- _MATERIAL PROVIDED_:
————————
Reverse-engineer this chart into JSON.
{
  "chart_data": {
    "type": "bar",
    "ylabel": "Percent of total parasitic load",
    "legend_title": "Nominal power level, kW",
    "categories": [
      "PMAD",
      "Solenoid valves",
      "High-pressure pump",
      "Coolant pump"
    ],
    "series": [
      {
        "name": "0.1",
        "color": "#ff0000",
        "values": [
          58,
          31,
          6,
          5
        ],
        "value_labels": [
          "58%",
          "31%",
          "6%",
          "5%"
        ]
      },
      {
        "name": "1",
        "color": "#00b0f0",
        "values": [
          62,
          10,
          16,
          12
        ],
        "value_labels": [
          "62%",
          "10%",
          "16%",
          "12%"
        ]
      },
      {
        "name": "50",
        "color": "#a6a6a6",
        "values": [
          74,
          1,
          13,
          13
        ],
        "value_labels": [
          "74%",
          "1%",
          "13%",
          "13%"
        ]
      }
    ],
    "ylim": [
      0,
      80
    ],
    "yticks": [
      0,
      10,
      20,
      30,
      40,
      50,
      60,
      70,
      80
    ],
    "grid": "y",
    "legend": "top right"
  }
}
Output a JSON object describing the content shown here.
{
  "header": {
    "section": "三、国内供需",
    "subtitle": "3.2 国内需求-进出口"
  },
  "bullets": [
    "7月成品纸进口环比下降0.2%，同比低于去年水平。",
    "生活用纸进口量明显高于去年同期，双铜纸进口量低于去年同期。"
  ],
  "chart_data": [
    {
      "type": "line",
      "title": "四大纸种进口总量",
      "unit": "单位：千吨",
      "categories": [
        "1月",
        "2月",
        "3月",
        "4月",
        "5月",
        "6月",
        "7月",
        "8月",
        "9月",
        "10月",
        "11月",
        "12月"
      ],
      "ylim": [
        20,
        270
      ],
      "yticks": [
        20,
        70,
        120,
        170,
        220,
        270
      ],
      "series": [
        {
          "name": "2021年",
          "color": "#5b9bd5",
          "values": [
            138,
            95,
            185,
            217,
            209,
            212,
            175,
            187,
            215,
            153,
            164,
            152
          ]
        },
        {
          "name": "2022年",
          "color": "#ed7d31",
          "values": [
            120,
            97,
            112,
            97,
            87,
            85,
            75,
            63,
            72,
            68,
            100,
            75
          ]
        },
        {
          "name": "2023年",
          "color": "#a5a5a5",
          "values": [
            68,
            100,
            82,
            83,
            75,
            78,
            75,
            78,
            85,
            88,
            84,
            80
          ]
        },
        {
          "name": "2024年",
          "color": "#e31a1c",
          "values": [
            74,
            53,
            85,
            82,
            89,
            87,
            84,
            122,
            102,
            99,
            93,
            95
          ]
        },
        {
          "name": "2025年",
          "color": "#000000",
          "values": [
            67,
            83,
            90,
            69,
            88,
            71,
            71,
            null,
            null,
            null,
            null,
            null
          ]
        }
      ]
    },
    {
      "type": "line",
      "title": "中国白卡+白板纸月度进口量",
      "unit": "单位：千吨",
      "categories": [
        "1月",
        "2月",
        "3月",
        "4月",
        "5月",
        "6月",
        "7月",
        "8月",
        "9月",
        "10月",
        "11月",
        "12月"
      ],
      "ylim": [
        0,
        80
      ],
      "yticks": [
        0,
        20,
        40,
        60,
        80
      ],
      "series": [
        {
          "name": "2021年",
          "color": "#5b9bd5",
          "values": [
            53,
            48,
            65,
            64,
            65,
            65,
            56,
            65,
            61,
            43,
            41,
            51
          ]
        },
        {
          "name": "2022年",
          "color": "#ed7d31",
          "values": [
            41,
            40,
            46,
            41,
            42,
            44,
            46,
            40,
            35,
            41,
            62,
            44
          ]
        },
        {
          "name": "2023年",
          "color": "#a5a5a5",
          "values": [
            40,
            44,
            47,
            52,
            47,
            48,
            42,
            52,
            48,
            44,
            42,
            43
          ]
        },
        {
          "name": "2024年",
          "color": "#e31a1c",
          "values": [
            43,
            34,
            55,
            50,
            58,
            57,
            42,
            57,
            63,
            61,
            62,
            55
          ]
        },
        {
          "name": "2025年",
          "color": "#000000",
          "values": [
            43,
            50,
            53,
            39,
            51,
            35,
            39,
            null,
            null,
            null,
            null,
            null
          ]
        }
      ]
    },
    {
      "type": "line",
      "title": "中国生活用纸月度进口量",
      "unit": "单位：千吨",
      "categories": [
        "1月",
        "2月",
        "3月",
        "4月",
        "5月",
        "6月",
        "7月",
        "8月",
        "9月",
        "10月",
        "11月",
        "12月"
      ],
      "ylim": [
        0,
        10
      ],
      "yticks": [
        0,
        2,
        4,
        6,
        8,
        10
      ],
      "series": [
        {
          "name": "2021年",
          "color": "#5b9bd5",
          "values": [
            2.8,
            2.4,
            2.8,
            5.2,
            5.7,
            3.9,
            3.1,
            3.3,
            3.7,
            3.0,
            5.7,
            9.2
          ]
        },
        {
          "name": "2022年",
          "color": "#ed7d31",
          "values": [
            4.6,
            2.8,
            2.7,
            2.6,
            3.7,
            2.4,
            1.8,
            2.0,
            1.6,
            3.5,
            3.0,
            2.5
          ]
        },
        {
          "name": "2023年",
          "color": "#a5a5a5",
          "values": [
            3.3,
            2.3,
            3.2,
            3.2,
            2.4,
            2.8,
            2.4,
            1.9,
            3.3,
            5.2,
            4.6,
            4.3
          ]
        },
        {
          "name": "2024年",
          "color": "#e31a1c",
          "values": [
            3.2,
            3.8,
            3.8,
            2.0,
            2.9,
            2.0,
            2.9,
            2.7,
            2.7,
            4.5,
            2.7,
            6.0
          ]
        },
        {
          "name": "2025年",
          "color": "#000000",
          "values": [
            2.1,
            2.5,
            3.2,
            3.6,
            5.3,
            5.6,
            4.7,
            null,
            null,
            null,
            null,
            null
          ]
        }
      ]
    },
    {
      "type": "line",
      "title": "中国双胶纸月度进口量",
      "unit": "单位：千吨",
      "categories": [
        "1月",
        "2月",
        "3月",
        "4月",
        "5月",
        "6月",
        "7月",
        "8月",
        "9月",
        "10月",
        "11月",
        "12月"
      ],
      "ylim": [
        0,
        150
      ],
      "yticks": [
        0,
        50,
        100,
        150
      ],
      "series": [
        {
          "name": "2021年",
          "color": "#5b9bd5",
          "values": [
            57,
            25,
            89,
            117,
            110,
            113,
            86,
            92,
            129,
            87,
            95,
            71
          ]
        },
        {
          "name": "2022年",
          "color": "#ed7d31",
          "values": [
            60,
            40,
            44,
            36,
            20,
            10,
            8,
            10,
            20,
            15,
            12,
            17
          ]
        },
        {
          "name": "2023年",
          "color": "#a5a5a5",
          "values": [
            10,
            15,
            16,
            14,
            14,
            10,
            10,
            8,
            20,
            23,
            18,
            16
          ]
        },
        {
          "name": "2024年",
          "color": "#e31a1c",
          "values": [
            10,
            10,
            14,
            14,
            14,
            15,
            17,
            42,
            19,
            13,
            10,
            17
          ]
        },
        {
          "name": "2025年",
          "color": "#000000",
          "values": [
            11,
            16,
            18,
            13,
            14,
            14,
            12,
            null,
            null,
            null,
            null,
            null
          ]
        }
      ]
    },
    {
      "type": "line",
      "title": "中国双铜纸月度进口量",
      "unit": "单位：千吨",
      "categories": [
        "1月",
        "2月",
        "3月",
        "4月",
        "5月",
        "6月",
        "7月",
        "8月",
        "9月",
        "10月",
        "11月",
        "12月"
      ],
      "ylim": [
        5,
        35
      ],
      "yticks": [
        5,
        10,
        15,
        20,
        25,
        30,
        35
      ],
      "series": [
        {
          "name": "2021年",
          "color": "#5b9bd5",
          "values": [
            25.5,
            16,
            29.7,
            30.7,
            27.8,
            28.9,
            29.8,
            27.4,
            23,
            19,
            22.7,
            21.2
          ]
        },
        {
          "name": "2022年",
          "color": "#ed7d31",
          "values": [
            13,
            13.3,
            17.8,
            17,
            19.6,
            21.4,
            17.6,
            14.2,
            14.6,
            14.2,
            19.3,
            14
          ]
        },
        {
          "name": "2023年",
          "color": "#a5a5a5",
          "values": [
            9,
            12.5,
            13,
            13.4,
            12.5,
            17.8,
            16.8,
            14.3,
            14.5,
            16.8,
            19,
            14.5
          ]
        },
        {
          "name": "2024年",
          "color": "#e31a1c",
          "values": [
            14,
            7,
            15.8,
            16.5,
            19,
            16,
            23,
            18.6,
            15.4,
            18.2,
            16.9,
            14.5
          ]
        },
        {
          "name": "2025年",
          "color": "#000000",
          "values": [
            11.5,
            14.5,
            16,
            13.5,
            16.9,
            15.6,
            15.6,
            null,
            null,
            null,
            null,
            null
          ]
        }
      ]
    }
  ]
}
————————
Where a line of the entries contains the word "JSON", copy that line.

Reverse-engineer this chart into JSON.
Output a JSON object describing the content shown here.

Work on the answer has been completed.